Given task:
Reproduce the entire listing word for word.

======== Data in this exercise ========

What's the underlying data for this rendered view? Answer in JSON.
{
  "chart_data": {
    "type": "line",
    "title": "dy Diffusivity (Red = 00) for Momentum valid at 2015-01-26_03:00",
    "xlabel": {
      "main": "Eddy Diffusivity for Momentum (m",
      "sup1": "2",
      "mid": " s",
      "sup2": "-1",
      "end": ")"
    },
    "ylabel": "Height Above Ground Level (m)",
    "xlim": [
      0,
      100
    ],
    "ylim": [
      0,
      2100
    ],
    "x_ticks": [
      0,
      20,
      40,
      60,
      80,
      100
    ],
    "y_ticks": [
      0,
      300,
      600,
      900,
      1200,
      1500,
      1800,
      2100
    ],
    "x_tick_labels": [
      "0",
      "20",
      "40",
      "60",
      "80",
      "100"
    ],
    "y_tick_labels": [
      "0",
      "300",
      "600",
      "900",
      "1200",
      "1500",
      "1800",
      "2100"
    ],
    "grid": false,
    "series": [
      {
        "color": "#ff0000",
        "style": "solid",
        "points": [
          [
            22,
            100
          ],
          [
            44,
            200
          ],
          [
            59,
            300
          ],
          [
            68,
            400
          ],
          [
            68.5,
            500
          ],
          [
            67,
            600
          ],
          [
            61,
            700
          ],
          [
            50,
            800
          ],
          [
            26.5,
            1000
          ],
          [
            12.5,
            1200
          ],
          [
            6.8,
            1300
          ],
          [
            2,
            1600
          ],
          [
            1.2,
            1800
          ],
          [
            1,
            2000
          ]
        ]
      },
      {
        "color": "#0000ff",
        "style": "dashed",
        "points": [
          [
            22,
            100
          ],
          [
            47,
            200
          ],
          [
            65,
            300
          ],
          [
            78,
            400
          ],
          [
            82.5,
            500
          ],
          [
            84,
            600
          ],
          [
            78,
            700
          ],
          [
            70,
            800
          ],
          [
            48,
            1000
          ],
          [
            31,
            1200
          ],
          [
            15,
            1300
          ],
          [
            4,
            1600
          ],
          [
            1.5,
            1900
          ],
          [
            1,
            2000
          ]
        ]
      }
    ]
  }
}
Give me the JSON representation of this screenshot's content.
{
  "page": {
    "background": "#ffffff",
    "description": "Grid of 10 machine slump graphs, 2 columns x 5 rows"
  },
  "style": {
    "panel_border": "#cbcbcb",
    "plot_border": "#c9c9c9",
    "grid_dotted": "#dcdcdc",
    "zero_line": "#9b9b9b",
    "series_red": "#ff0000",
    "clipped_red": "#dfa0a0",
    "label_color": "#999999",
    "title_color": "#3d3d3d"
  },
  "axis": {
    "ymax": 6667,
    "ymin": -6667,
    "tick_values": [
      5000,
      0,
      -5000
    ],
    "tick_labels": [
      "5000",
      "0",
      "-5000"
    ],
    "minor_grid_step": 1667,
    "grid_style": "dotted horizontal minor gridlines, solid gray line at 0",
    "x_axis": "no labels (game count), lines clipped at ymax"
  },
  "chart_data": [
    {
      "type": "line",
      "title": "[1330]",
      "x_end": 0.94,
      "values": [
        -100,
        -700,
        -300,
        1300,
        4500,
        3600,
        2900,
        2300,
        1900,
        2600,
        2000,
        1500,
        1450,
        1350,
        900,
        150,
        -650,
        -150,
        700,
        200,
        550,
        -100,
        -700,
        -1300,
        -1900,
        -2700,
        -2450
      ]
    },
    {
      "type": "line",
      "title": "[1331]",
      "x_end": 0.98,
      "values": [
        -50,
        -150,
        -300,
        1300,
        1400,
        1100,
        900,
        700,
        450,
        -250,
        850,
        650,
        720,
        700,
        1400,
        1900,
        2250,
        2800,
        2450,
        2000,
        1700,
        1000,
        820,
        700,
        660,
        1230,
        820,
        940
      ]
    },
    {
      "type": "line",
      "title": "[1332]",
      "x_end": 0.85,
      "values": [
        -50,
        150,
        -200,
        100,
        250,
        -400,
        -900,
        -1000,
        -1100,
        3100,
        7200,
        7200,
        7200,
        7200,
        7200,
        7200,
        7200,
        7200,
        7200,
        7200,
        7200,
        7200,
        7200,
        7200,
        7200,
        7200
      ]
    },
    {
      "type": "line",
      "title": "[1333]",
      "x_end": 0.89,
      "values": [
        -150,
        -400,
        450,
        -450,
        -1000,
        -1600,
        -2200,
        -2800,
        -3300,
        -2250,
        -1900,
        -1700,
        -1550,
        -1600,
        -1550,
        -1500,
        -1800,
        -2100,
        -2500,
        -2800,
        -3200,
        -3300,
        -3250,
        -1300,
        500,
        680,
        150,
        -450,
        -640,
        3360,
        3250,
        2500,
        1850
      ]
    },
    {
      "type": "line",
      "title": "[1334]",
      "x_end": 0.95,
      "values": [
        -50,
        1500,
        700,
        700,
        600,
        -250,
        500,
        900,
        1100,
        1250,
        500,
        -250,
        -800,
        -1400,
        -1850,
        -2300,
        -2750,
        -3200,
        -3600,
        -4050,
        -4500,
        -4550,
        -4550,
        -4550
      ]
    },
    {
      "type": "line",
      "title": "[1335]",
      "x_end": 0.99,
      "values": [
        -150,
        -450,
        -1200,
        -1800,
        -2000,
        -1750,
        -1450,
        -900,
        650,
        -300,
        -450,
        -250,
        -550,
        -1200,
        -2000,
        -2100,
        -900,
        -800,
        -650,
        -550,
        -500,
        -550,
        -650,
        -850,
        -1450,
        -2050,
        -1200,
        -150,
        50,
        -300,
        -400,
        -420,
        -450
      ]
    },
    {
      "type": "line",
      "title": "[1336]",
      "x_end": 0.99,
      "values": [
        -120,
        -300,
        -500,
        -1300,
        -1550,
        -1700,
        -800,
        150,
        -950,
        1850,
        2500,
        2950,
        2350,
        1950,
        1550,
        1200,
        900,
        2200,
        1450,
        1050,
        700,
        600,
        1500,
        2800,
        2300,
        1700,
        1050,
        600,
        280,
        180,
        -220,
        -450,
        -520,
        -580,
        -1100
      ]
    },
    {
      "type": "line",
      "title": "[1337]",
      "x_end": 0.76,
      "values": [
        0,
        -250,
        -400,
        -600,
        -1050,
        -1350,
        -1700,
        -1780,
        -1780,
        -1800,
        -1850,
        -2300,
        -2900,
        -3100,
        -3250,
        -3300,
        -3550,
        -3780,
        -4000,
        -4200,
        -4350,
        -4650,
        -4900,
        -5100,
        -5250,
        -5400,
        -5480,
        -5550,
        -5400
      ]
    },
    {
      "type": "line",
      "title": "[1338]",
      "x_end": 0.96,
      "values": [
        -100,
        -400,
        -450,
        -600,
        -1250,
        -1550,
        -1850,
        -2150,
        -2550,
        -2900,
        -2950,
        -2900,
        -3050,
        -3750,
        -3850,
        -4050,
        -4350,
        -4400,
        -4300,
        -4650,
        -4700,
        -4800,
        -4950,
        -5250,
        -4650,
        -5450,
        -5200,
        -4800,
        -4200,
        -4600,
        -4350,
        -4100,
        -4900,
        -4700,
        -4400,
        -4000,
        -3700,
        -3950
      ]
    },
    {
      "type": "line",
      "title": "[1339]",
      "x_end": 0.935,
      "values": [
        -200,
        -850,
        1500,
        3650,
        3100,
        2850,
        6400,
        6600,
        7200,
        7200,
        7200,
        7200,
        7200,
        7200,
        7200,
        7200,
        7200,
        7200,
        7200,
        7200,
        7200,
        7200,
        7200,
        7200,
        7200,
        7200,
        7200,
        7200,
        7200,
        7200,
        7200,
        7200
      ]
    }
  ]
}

========

Exercise result:
What's the underlying data for this rendered view? Answer in JSON.
{
  "chart_data": {
    "type": "line",
    "title": "dy Diffusivity (Red = 00) for Momentum valid at 2015-01-26_03:00",
    "xlabel": {
      "main": "Eddy Diffusivity for Momentum (m",
      "sup1": "2",
      "mid": " s",
      "sup2": "-1",
      "end": ")"
    },
    "ylabel": "Height Above Ground Level (m)",
    "xlim": [
      0,
      100
    ],
    "ylim": [
      0,
      2100
    ],
    "x_ticks": [
      0,
      20,
      40,
      60,
      80,
      100
    ],
    "y_ticks": [
      0,
      300,
      600,
      900,
      1200,
      1500,
      1800,
      2100
    ],
    "x_tick_labels": [
      "0",
      "20",
      "40",
      "60",
      "80",
      "100"
    ],
    "y_tick_labels": [
      "0",
      "300",
      "600",
      "900",
      "1200",
      "1500",
      "1800",
      "2100"
    ],
    "grid": false,
    "series": [
      {
        "color": "#ff0000",
        "style": "solid",
        "points": [
          [
            22,
            100
          ],
          [
            44,
            200
          ],
          [
            59,
            300
          ],
          [
            68,
            400
          ],
          [
            68.5,
            500
          ],
          [
            67,
            600
          ],
          [
            61,
            700
          ],
          [
            50,
            800
          ],
          [
            26.5,
            1000
          ],
          [
            12.5,
            1200
          ],
          [
            6.8,
            1300
          ],
          [
            2,
            1600
          ],
          [
            1.2,
            1800
          ],
          [
            1,
            2000
          ]
        ]
      },
      {
        "color": "#0000ff",
        "style": "dashed",
        "points": [
          [
            22,
            100
          ],
          [
            47,
            200
          ],
          [
            65,
            300
          ],
          [
            78,
            400
          ],
          [
            82.5,
            500
          ],
          [
            84,
            600
          ],
          [
            78,
            700
          ],
          [
            70,
            800
          ],
          [
            48,
            1000
          ],
          [
            31,
            1200
          ],
          [
            15,
            1300
          ],
          [
            4,
            1600
          ],
          [
            1.5,
            1900
          ],
          [
            1,
            2000
          ]
        ]
      }
    ]
  }
}
Give me the JSON representation of this screenshot's content.
{
  "page": {
    "background": "#ffffff",
    "description": "Grid of 10 machine slump graphs, 2 columns x 5 rows"
  },
  "style": {
    "panel_border": "#cbcbcb",
    "plot_border": "#c9c9c9",
    "grid_dotted": "#dcdcdc",
    "zero_line": "#9b9b9b",
    "series_red": "#ff0000",
    "clipped_red": "#dfa0a0",
    "label_color": "#999999",
    "title_color": "#3d3d3d"
  },
  "axis": {
    "ymax": 6667,
    "ymin": -6667,
    "tick_values": [
      5000,
      0,
      -5000
    ],
    "tick_labels": [
      "5000",
      "0",
      "-5000"
    ],
    "minor_grid_step": 1667,
    "grid_style": "dotted horizontal minor gridlines, solid gray line at 0",
    "x_axis": "no labels (game count), lines clipped at ymax"
  },
  "chart_data": [
    {
      "type": "line",
      "title": "[1330]",
      "x_end": 0.94,
      "values": [
        -100,
        -700,
        -300,
        1300,
        4500,
        3600,
        2900,
        2300,
        1900,
        2600,
        2000,
        1500,
        1450,
        1350,
        900,
        150,
        -650,
        -150,
        700,
        200,
        550,
        -100,
        -700,
        -1300,
        -1900,
        -2700,
        -2450
      ]
    },
    {
      "type": "line",
      "title": "[1331]",
      "x_end": 0.98,
      "values": [
        -50,
        -150,
        -300,
        1300,
        1400,
        1100,
        900,
        700,
        450,
        -250,
        850,
        650,
        720,
        700,
        1400,
        1900,
        2250,
        2800,
        2450,
        2000,
        1700,
        1000,
        820,
        700,
        660,
        1230,
        820,
        940
      ]
    },
    {
      "type": "line",
      "title": "[1332]",
      "x_end": 0.85,
      "values": [
        -50,
        150,
        -200,
        100,
        250,
        -400,
        -900,
        -1000,
        -1100,
        3100,
        7200,
        7200,
        7200,
        7200,
        7200,
        7200,
        7200,
        7200,
        7200,
        7200,
        7200,
        7200,
        7200,
        7200,
        7200,
        7200
      ]
    },
    {
      "type": "line",
      "title": "[1333]",
      "x_end": 0.89,
      "values": [
        -150,
        -400,
        450,
        -450,
        -1000,
        -1600,
        -2200,
        -2800,
        -3300,
        -2250,
        -1900,
        -1700,
        -1550,
        -1600,
        -1550,
        -1500,
        -1800,
        -2100,
        -2500,
        -2800,
        -3200,
        -3300,
        -3250,
        -1300,
        500,
        680,
        150,
        -450,
        -640,
        3360,
        3250,
        2500,
        1850
      ]
    },
    {
      "type": "line",
      "title": "[1334]",
      "x_end": 0.95,
      "values": [
        -50,
        1500,
        700,
        700,
        600,
        -250,
        500,
        900,
        1100,
        1250,
        500,
        -250,
        -800,
        -1400,
        -1850,
        -2300,
        -2750,
        -3200,
        -3600,
        -4050,
        -4500,
        -4550,
        -4550,
        -4550
      ]
    },
    {
      "type": "line",
      "title": "[1335]",
      "x_end": 0.99,
      "values": [
        -150,
        -450,
        -1200,
        -1800,
        -2000,
        -1750,
        -1450,
        -900,
        650,
        -300,
        -450,
        -250,
        -550,
        -1200,
        -2000,
        -2100,
        -900,
        -800,
        -650,
        -550,
        -500,
        -550,
        -650,
        -850,
        -1450,
        -2050,
        -1200,
        -150,
        50,
        -300,
        -400,
        -420,
        -450
      ]
    },
    {
      "type": "line",
      "title": "[1336]",
      "x_end": 0.99,
      "values": [
        -120,
        -300,
        -500,
        -1300,
        -1550,
        -1700,
        -800,
        150,
        -950,
        1850,
        2500,
        2950,
        2350,
        1950,
        1550,
        1200,
        900,
        2200,
        1450,
        1050,
        700,
        600,
        1500,
        2800,
        2300,
        1700,
        1050,
        600,
        280,
        180,
        -220,
        -450,
        -520,
        -580,
        -1100
      ]
    },
    {
      "type": "line",
      "title": "[1337]",
      "x_end": 0.76,
      "values": [
        0,
        -250,
        -400,
        -600,
        -1050,
        -1350,
        -1700,
        -1780,
        -1780,
        -1800,
        -1850,
        -2300,
        -2900,
        -3100,
        -3250,
        -3300,
        -3550,
        -3780,
        -4000,
        -4200,
        -4350,
        -4650,
        -4900,
        -5100,
        -5250,
        -5400,
        -5480,
        -5550,
        -5400
      ]
    },
    {
      "type": "line",
      "title": "[1338]",
      "x_end": 0.96,
      "values": [
        -100,
        -400,
        -450,
        -600,
        -1250,
        -1550,
        -1850,
        -2150,
        -2550,
        -2900,
        -2950,
        -2900,
        -3050,
        -3750,
        -3850,
        -4050,
        -4350,
        -4400,
        -4300,
        -4650,
        -4700,
        -4800,
        -4950,
        -5250,
        -4650,
        -5450,
        -5200,
        -4800,
        -4200,
        -4600,
        -4350,
        -4100,
        -4900,
        -4700,
        -4400,
        -4000,
        -3700,
        -3950
      ]
    },
    {
      "type": "line",
      "title": "[1339]",
      "x_end": 0.935,
      "values": [
        -200,
        -850,
        1500,
        3650,
        3100,
        2850,
        6400,
        6600,
        7200,
        7200,
        7200,
        7200,
        7200,
        7200,
        7200,
        7200,
        7200,
        7200,
        7200,
        7200,
        7200,
        7200,
        7200,
        7200,
        7200,
        7200,
        7200,
        7200,
        7200,
        7200,
        7200,
        7200
      ]
    }
  ]
}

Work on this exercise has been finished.